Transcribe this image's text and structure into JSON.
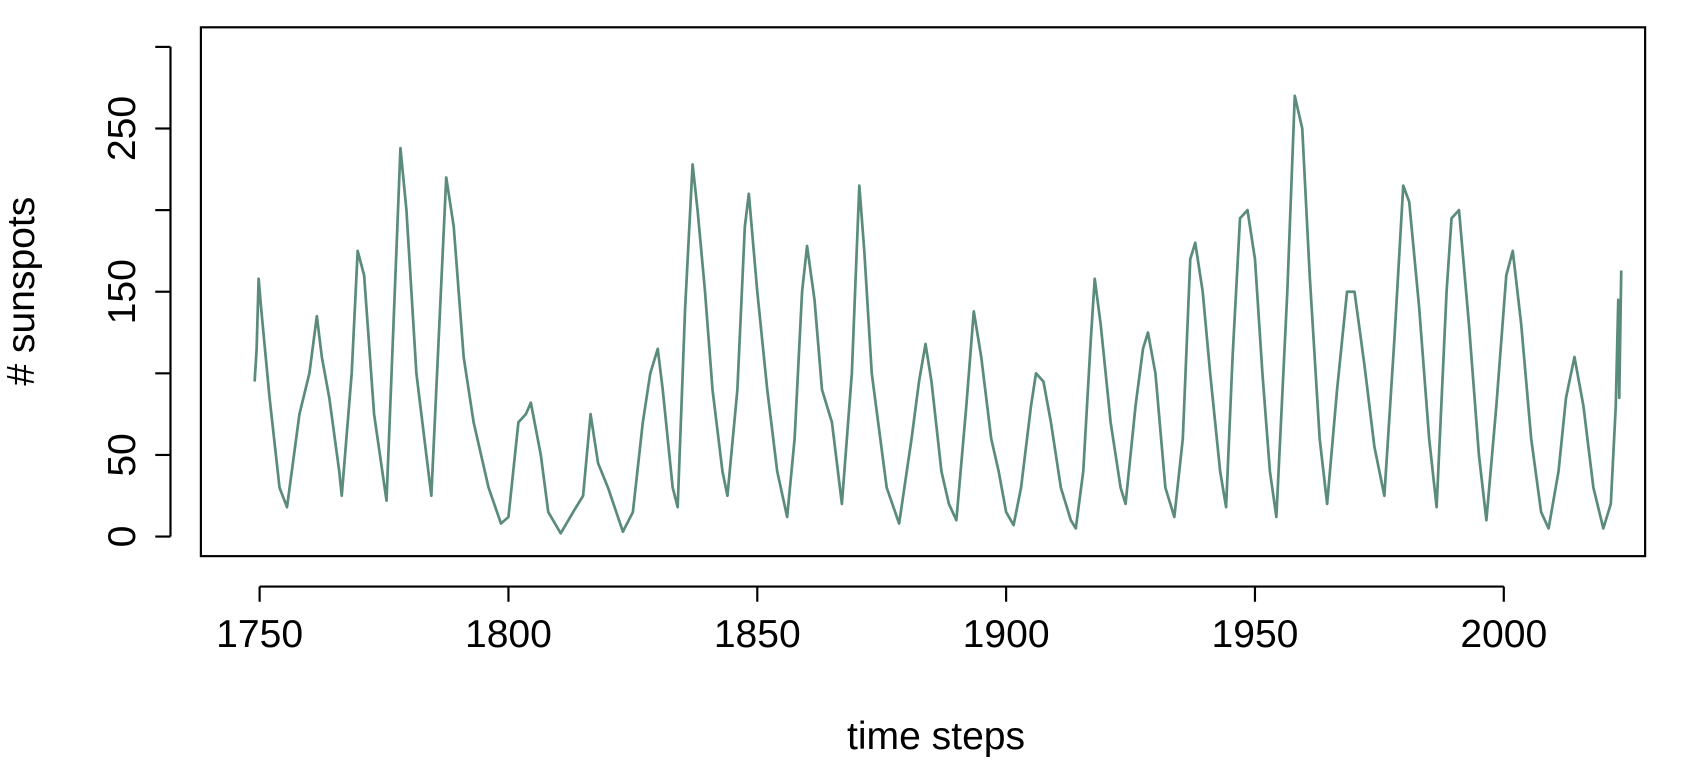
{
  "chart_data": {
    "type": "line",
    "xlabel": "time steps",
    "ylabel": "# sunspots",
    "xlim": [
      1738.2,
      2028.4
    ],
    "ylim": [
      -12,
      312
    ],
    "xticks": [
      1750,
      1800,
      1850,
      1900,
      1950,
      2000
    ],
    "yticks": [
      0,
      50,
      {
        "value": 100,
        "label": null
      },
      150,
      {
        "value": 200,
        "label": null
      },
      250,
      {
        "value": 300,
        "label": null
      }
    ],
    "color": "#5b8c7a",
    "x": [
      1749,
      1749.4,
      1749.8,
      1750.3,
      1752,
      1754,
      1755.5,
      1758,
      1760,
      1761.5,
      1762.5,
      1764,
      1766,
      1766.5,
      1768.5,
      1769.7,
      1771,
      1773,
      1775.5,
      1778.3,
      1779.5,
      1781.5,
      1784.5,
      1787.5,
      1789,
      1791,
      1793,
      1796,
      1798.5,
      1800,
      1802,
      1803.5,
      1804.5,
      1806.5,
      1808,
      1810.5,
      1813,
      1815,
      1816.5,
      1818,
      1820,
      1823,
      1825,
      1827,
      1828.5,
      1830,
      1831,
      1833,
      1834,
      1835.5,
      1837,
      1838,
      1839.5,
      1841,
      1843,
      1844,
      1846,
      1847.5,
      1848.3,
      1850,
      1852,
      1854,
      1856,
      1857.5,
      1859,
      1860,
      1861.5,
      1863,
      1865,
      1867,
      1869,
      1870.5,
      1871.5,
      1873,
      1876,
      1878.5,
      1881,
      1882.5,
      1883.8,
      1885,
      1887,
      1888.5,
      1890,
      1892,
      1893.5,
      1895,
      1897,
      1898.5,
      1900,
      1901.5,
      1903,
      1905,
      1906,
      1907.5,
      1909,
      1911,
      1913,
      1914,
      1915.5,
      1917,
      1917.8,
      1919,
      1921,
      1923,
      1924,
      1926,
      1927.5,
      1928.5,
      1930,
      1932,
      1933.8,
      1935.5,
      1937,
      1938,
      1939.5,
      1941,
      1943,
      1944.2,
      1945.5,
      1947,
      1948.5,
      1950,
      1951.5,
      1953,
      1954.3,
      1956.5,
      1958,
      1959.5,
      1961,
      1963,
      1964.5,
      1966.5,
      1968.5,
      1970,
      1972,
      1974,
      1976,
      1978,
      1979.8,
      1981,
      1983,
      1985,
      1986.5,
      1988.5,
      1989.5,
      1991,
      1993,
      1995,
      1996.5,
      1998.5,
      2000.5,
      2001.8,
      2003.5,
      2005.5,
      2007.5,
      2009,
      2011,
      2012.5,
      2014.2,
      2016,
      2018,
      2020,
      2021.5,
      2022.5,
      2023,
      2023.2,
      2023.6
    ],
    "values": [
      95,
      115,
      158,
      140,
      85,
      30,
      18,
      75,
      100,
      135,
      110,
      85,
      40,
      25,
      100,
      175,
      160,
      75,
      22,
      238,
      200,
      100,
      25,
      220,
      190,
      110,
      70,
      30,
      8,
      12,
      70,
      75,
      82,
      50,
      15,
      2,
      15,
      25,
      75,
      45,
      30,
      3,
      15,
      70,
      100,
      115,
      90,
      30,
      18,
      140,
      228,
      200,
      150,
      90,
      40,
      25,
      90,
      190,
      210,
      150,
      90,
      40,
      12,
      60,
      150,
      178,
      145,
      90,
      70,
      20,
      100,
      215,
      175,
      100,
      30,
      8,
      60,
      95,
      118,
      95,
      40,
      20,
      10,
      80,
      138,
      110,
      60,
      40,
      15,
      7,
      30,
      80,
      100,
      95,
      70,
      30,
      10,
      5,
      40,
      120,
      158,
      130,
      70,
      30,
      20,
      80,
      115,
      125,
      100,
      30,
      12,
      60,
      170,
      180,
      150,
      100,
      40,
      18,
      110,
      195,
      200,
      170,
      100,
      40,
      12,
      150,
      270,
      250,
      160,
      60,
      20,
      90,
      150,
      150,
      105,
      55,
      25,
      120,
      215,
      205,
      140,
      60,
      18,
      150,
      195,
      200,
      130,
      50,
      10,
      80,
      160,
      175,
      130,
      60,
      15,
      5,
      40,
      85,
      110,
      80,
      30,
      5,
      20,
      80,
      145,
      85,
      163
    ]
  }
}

§ **Instructions for the task**: Copy out the whole listing exactly, and don't carry over any pictures.

§ **Task solution**:
Transcribe this image's text and structure into JSON.
{
  "chart_data": {
    "type": "line",
    "xlabel": "time steps",
    "ylabel": "# sunspots",
    "xlim": [
      1738.2,
      2028.4
    ],
    "ylim": [
      -12,
      312
    ],
    "xticks": [
      1750,
      1800,
      1850,
      1900,
      1950,
      2000
    ],
    "yticks": [
      0,
      50,
      {
        "value": 100,
        "label": null
      },
      150,
      {
        "value": 200,
        "label": null
      },
      250,
      {
        "value": 300,
        "label": null
      }
    ],
    "color": "#5b8c7a",
    "x": [
      1749,
      1749.4,
      1749.8,
      1750.3,
      1752,
      1754,
      1755.5,
      1758,
      1760,
      1761.5,
      1762.5,
      1764,
      1766,
      1766.5,
      1768.5,
      1769.7,
      1771,
      1773,
      1775.5,
      1778.3,
      1779.5,
      1781.5,
      1784.5,
      1787.5,
      1789,
      1791,
      1793,
      1796,
      1798.5,
      1800,
      1802,
      1803.5,
      1804.5,
      1806.5,
      1808,
      1810.5,
      1813,
      1815,
      1816.5,
      1818,
      1820,
      1823,
      1825,
      1827,
      1828.5,
      1830,
      1831,
      1833,
      1834,
      1835.5,
      1837,
      1838,
      1839.5,
      1841,
      1843,
      1844,
      1846,
      1847.5,
      1848.3,
      1850,
      1852,
      1854,
      1856,
      1857.5,
      1859,
      1860,
      1861.5,
      1863,
      1865,
      1867,
      1869,
      1870.5,
      1871.5,
      1873,
      1876,
      1878.5,
      1881,
      1882.5,
      1883.8,
      1885,
      1887,
      1888.5,
      1890,
      1892,
      1893.5,
      1895,
      1897,
      1898.5,
      1900,
      1901.5,
      1903,
      1905,
      1906,
      1907.5,
      1909,
      1911,
      1913,
      1914,
      1915.5,
      1917,
      1917.8,
      1919,
      1921,
      1923,
      1924,
      1926,
      1927.5,
      1928.5,
      1930,
      1932,
      1933.8,
      1935.5,
      1937,
      1938,
      1939.5,
      1941,
      1943,
      1944.2,
      1945.5,
      1947,
      1948.5,
      1950,
      1951.5,
      1953,
      1954.3,
      1956.5,
      1958,
      1959.5,
      1961,
      1963,
      1964.5,
      1966.5,
      1968.5,
      1970,
      1972,
      1974,
      1976,
      1978,
      1979.8,
      1981,
      1983,
      1985,
      1986.5,
      1988.5,
      1989.5,
      1991,
      1993,
      1995,
      1996.5,
      1998.5,
      2000.5,
      2001.8,
      2003.5,
      2005.5,
      2007.5,
      2009,
      2011,
      2012.5,
      2014.2,
      2016,
      2018,
      2020,
      2021.5,
      2022.5,
      2023,
      2023.2,
      2023.6
    ],
    "values": [
      95,
      115,
      158,
      140,
      85,
      30,
      18,
      75,
      100,
      135,
      110,
      85,
      40,
      25,
      100,
      175,
      160,
      75,
      22,
      238,
      200,
      100,
      25,
      220,
      190,
      110,
      70,
      30,
      8,
      12,
      70,
      75,
      82,
      50,
      15,
      2,
      15,
      25,
      75,
      45,
      30,
      3,
      15,
      70,
      100,
      115,
      90,
      30,
      18,
      140,
      228,
      200,
      150,
      90,
      40,
      25,
      90,
      190,
      210,
      150,
      90,
      40,
      12,
      60,
      150,
      178,
      145,
      90,
      70,
      20,
      100,
      215,
      175,
      100,
      30,
      8,
      60,
      95,
      118,
      95,
      40,
      20,
      10,
      80,
      138,
      110,
      60,
      40,
      15,
      7,
      30,
      80,
      100,
      95,
      70,
      30,
      10,
      5,
      40,
      120,
      158,
      130,
      70,
      30,
      20,
      80,
      115,
      125,
      100,
      30,
      12,
      60,
      170,
      180,
      150,
      100,
      40,
      18,
      110,
      195,
      200,
      170,
      100,
      40,
      12,
      150,
      270,
      250,
      160,
      60,
      20,
      90,
      150,
      150,
      105,
      55,
      25,
      120,
      215,
      205,
      140,
      60,
      18,
      150,
      195,
      200,
      130,
      50,
      10,
      80,
      160,
      175,
      130,
      60,
      15,
      5,
      40,
      85,
      110,
      80,
      30,
      5,
      20,
      80,
      145,
      85,
      163
    ]
  }
}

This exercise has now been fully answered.